The reciprocal shift experiments used to determine the phase of the cell cycle at which the phosphatase mutants arrested were performed as described previously (Bergen et al. 1984). Briefly, conidia from the phosphatase mutants were inoculated on cover slips and incubated in minimal media plus 1% glucose for 7 hr at 37°. Untreated germlings were fixed (as a control), transferred to minimal media plus 1% glucose for 3 hr, or transferred to minimal media plus 1% CA with 25 mM hydroxyurea (HU) for 3 hr. For the reciprocal experiments, conidia were arrested in S-phase by incubation in minimal media plus 1% CA containing 25 mM HU for 7 hr at 37°. The cover slips were either fixed (as a control) or transferred to minimal media plus 1% CA without HU or shifted to minimal media plus 1% glucose without HU. Cover slips were stained with Hoechst (3 µg/ml) for 2 min and washed in phosphate-buffered saline (PBS; 1×, NaCl 8 g/liter, KCl, 0.2 g/liter, Na₂HPO_4, 1.44 g/liter, and KH₂PO₄ 0.24 g/liter, pH 7.4). Subsequently, the number of nuclei per germling was counted for 80 to 120 germlings.

Excerpted records
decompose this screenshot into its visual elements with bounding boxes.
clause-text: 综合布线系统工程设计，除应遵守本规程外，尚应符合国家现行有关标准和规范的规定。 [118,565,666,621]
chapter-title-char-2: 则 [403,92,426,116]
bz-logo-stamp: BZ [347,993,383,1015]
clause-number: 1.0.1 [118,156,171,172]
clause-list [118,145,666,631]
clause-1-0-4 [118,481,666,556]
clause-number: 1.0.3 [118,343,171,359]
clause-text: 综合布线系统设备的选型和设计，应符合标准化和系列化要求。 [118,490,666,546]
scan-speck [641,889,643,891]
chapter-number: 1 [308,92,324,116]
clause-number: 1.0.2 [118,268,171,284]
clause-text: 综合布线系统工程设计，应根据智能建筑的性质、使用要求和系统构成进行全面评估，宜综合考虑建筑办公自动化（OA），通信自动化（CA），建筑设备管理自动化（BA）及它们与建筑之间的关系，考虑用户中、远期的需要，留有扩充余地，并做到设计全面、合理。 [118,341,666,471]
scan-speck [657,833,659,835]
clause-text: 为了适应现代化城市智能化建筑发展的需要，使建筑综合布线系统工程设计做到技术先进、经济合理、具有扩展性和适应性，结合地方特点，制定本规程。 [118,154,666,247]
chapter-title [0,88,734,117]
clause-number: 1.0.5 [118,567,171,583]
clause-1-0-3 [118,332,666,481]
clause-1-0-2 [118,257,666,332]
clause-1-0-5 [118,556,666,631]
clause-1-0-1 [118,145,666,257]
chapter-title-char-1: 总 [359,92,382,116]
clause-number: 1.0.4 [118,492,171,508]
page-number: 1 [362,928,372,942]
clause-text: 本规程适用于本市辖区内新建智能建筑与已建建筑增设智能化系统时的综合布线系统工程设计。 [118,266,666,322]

Prompt A
In the methods passage on the reciprocal shift experiments, what concentration of hydroxyurea was used to arrest conidia in S-phase?
Prompt B
Pick up the methods passage on the reciprocal shift experiments after its final sentence and continue it.

Task output A
25 mM

Task output B
Glucose uptake

Minimal media cultures (30 ml) containing 1% CA as a carbon source were inoculated with 3×10⁶ conidia and subsequently incubated for 24 h rat 37° in a rotary shaker (180 rpm). The mycelia were then transferred to minimal medium plus 1% glucose as a carbon source for an additional 24 hr. The amount of free glucose remaining in the medium was measured using the Glucose GOD-PAP Liquid Stable Mono-reagent kit (LaborLab Laboratories Ltd. Guarulhos, São Paulo, Brazil), according to the manufacturer’s instructions. Glucose uptake was calculated via determining the difference in glucose present in the initial media and after 24-hr incubation.

Oxygen uptake measurements

Minimal media cultures (30 ml) containing 1% CA as a carbon source were inoculated with 3×10⁶ conidia and subsequently incubated for 24 hr at 37° in a rotary shaker (180 rpm). The mycelia were then transferred to minimal medium plus 1% glucose as a carbon source for an additional 24 hr. The mycelia were harvested by centrifugation, and the oxygen consumption was measured by a Clark-type electrode (Hansatech Instruments Ltd Oxygen Electrode Measurement Systems) in 1 ml of minimal medium supplemented with 1% glucose. Measurements were normalized using mycelial dry weight (Dinamarco et al. 2010).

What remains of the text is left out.